### Task to complete
All entries must be set down once more, precisely as given.

### Given data
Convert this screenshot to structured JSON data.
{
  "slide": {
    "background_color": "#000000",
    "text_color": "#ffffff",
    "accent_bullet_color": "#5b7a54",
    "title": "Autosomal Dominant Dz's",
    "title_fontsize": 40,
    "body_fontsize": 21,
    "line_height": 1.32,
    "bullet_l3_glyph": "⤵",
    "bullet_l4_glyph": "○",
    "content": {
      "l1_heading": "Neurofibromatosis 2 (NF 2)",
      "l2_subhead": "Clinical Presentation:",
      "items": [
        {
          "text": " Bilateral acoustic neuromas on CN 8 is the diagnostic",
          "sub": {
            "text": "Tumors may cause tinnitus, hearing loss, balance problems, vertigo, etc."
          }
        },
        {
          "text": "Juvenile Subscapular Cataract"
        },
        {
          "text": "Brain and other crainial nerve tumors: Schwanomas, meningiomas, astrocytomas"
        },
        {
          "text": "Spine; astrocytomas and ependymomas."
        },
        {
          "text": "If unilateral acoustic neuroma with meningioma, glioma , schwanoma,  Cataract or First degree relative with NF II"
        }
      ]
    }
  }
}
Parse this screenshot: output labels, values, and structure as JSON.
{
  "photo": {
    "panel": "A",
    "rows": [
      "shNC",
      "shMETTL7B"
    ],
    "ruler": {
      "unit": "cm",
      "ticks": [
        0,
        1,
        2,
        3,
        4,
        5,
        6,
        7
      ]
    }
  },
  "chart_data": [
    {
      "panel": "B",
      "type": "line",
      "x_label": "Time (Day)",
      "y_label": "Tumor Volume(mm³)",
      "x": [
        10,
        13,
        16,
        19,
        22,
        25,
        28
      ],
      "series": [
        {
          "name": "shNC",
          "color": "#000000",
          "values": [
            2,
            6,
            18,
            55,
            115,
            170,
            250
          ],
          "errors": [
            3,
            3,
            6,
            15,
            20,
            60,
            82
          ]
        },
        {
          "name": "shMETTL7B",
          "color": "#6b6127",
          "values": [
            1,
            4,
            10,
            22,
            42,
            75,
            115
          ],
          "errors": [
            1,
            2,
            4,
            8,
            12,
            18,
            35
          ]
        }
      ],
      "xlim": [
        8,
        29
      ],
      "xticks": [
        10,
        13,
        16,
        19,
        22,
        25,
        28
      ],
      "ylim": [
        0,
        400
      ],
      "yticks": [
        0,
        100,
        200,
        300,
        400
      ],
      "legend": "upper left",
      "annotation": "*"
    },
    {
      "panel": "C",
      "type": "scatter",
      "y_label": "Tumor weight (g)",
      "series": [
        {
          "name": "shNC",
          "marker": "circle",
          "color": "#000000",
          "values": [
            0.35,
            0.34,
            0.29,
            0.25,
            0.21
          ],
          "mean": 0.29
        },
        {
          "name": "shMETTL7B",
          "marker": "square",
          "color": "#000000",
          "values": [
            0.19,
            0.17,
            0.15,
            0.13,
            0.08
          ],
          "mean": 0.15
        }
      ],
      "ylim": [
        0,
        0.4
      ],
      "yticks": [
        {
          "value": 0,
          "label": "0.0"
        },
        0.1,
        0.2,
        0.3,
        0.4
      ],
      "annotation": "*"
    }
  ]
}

### Exercise output
Convert this screenshot to structured JSON data.
{
  "slide": {
    "background_color": "#000000",
    "text_color": "#ffffff",
    "accent_bullet_color": "#5b7a54",
    "title": "Autosomal Dominant Dz's",
    "title_fontsize": 40,
    "body_fontsize": 21,
    "line_height": 1.32,
    "bullet_l3_glyph": "⤵",
    "bullet_l4_glyph": "○",
    "content": {
      "l1_heading": "Neurofibromatosis 2 (NF 2)",
      "l2_subhead": "Clinical Presentation:",
      "items": [
        {
          "text": " Bilateral acoustic neuromas on CN 8 is the diagnostic",
          "sub": {
            "text": "Tumors may cause tinnitus, hearing loss, balance problems, vertigo, etc."
          }
        },
        {
          "text": "Juvenile Subscapular Cataract"
        },
        {
          "text": "Brain and other crainial nerve tumors: Schwanomas, meningiomas, astrocytomas"
        },
        {
          "text": "Spine; astrocytomas and ependymomas."
        },
        {
          "text": "If unilateral acoustic neuroma with meningioma, glioma , schwanoma,  Cataract or First degree relative with NF II"
        }
      ]
    }
  }
}
Parse this screenshot: output labels, values, and structure as JSON.
{
  "photo": {
    "panel": "A",
    "rows": [
      "shNC",
      "shMETTL7B"
    ],
    "ruler": {
      "unit": "cm",
      "ticks": [
        0,
        1,
        2,
        3,
        4,
        5,
        6,
        7
      ]
    }
  },
  "chart_data": [
    {
      "panel": "B",
      "type": "line",
      "x_label": "Time (Day)",
      "y_label": "Tumor Volume(mm³)",
      "x": [
        10,
        13,
        16,
        19,
        22,
        25,
        28
      ],
      "series": [
        {
          "name": "shNC",
          "color": "#000000",
          "values": [
            2,
            6,
            18,
            55,
            115,
            170,
            250
          ],
          "errors": [
            3,
            3,
            6,
            15,
            20,
            60,
            82
          ]
        },
        {
          "name": "shMETTL7B",
          "color": "#6b6127",
          "values": [
            1,
            4,
            10,
            22,
            42,
            75,
            115
          ],
          "errors": [
            1,
            2,
            4,
            8,
            12,
            18,
            35
          ]
        }
      ],
      "xlim": [
        8,
        29
      ],
      "xticks": [
        10,
        13,
        16,
        19,
        22,
        25,
        28
      ],
      "ylim": [
        0,
        400
      ],
      "yticks": [
        0,
        100,
        200,
        300,
        400
      ],
      "legend": "upper left",
      "annotation": "*"
    },
    {
      "panel": "C",
      "type": "scatter",
      "y_label": "Tumor weight (g)",
      "series": [
        {
          "name": "shNC",
          "marker": "circle",
          "color": "#000000",
          "values": [
            0.35,
            0.34,
            0.29,
            0.25,
            0.21
          ],
          "mean": 0.29
        },
        {
          "name": "shMETTL7B",
          "marker": "square",
          "color": "#000000",
          "values": [
            0.19,
            0.17,
            0.15,
            0.13,
            0.08
          ],
          "mean": 0.15
        }
      ],
      "ylim": [
        0,
        0.4
      ],
      "yticks": [
        {
          "value": 0,
          "label": "0.0"
        },
        0.1,
        0.2,
        0.3,
        0.4
      ],
      "annotation": "*"
    }
  ]
}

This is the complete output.